(Figure record listings)
────────────────────
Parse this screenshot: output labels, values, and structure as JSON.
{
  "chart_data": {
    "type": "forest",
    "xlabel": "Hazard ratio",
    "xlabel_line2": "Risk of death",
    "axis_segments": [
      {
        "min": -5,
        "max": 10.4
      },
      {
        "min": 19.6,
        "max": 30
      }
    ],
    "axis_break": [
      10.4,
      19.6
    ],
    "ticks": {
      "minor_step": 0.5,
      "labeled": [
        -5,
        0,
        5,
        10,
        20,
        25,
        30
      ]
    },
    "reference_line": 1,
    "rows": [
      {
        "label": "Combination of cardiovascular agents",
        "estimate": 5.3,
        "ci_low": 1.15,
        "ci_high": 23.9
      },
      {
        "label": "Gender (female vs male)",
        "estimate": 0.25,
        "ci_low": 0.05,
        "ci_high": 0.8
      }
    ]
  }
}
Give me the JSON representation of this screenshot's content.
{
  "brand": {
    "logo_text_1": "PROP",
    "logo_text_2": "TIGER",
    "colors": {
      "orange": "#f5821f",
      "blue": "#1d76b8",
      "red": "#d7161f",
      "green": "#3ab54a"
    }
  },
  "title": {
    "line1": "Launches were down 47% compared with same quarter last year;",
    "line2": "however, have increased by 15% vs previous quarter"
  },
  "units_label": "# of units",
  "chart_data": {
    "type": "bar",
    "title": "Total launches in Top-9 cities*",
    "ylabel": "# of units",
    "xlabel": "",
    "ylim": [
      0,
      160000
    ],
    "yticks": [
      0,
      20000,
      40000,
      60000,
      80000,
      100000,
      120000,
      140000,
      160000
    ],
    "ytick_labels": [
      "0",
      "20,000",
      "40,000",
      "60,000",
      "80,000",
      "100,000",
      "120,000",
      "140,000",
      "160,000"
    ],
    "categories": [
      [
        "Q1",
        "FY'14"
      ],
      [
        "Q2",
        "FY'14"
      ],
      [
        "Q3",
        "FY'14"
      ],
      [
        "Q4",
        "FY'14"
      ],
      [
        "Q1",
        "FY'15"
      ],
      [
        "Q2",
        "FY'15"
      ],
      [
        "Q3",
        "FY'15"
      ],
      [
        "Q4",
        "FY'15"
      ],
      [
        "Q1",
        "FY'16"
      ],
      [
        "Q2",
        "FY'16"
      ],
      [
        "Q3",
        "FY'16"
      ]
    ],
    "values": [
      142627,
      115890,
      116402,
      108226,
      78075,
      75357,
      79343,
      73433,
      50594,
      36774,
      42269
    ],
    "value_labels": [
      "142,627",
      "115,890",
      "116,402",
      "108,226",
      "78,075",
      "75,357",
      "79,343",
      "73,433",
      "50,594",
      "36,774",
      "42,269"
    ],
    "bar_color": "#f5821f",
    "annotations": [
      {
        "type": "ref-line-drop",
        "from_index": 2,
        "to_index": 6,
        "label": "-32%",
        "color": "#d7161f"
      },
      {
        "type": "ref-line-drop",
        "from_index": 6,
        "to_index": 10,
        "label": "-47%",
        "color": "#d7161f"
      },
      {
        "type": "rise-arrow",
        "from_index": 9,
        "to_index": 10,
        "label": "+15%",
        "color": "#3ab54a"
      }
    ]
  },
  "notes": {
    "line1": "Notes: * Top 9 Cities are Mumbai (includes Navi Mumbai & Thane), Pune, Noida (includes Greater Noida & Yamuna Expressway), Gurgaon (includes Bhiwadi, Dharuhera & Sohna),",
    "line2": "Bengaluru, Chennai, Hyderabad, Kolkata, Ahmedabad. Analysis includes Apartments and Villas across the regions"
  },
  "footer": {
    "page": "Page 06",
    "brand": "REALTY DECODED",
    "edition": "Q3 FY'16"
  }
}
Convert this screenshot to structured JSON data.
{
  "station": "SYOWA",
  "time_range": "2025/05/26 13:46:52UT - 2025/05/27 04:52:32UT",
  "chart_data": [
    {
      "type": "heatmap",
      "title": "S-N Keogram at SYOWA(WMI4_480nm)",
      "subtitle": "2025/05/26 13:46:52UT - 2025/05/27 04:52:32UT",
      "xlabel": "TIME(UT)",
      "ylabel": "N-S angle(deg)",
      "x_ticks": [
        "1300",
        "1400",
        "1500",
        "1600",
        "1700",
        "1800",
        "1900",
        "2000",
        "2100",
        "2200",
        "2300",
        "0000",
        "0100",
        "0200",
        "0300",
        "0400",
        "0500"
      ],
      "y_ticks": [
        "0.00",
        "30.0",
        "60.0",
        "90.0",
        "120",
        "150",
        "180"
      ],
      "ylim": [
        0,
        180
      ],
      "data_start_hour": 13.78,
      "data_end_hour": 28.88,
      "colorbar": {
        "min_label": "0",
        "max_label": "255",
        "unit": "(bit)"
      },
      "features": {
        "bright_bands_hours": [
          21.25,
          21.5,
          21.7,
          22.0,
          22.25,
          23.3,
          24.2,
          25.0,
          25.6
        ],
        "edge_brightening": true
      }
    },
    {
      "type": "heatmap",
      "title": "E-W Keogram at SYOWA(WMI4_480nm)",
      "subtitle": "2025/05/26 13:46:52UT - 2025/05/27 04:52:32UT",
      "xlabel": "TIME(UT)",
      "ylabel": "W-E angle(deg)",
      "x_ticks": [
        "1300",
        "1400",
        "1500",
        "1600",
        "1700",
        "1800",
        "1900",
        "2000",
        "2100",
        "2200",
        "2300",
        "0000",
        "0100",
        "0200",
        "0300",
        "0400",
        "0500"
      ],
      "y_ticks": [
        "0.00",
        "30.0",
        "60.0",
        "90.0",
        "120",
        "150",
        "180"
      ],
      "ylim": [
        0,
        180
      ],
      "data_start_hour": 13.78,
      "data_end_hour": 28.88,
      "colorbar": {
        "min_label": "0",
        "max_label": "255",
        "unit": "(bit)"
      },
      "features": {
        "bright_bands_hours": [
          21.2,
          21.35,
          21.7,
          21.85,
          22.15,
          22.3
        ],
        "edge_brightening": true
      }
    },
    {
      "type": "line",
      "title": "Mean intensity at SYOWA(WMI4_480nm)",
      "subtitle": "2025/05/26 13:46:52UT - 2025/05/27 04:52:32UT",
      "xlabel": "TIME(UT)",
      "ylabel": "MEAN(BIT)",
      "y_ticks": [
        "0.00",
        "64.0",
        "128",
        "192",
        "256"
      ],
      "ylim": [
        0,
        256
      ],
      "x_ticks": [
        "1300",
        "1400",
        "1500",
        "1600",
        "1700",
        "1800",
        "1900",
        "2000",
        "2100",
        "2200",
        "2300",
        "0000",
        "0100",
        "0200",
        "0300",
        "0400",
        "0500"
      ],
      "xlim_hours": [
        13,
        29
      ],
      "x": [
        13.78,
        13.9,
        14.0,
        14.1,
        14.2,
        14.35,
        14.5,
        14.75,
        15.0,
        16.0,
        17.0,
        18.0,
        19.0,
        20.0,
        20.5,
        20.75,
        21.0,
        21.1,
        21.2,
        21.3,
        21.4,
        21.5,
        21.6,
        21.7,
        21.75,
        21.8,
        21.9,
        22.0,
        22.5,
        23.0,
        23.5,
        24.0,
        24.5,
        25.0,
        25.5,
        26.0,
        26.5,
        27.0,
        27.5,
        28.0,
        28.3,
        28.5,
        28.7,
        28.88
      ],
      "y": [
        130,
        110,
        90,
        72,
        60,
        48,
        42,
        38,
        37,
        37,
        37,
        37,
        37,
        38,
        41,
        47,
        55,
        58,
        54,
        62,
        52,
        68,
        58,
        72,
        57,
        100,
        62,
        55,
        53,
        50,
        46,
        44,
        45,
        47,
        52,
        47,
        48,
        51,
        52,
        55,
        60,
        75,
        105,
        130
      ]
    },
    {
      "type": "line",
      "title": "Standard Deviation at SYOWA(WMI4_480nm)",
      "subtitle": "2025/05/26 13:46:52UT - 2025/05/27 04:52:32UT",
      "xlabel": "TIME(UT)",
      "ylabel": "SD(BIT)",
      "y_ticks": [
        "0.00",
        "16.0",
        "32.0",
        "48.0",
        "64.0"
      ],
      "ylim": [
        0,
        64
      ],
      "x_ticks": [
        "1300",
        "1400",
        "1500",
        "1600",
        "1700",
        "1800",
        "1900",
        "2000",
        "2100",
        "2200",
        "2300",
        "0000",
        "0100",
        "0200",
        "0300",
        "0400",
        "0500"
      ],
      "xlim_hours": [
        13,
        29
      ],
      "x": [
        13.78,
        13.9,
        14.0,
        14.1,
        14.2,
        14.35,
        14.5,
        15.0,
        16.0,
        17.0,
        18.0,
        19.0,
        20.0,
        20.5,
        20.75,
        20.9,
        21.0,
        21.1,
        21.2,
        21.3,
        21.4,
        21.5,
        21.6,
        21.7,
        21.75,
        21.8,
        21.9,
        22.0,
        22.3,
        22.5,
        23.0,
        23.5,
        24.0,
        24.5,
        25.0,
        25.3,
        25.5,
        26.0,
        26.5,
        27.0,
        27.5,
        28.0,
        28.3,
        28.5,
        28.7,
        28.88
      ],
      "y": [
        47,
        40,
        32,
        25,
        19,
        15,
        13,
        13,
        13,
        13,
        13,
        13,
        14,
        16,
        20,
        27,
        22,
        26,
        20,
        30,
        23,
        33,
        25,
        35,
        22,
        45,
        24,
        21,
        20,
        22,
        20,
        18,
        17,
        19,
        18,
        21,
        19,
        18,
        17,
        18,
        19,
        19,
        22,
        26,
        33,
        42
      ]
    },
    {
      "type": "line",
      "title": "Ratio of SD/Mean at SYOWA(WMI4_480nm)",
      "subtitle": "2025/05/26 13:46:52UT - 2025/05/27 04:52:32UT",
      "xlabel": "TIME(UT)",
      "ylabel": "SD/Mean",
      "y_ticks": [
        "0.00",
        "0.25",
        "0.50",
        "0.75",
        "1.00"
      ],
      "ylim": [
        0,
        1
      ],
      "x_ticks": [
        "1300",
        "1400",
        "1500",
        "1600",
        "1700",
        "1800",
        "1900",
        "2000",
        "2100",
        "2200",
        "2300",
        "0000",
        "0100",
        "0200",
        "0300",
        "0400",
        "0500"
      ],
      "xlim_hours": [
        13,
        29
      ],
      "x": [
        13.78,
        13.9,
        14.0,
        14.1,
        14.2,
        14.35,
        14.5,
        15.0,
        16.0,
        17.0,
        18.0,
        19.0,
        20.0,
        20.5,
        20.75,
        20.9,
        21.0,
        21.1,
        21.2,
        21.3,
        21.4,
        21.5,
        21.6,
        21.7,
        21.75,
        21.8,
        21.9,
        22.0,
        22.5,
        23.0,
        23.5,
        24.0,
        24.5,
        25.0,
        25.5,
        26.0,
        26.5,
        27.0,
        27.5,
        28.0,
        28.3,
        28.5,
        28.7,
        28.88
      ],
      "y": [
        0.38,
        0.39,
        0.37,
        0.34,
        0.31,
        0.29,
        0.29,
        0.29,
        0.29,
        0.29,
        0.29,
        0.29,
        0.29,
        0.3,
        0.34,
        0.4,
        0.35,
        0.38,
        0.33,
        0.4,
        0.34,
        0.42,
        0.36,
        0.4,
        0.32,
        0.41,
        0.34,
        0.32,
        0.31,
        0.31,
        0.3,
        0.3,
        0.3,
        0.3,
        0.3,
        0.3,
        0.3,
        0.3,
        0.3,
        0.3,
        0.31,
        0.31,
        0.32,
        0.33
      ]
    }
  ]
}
────────────────────
**REQUIRED WORK:**
Gather up every line from the listing above in which the word "JSON" occurs.

**RESPONSE:**
Parse this screenshot: output labels, values, and structure as JSON.
Give me the JSON representation of this screenshot's content.
Convert this screenshot to structured JSON data.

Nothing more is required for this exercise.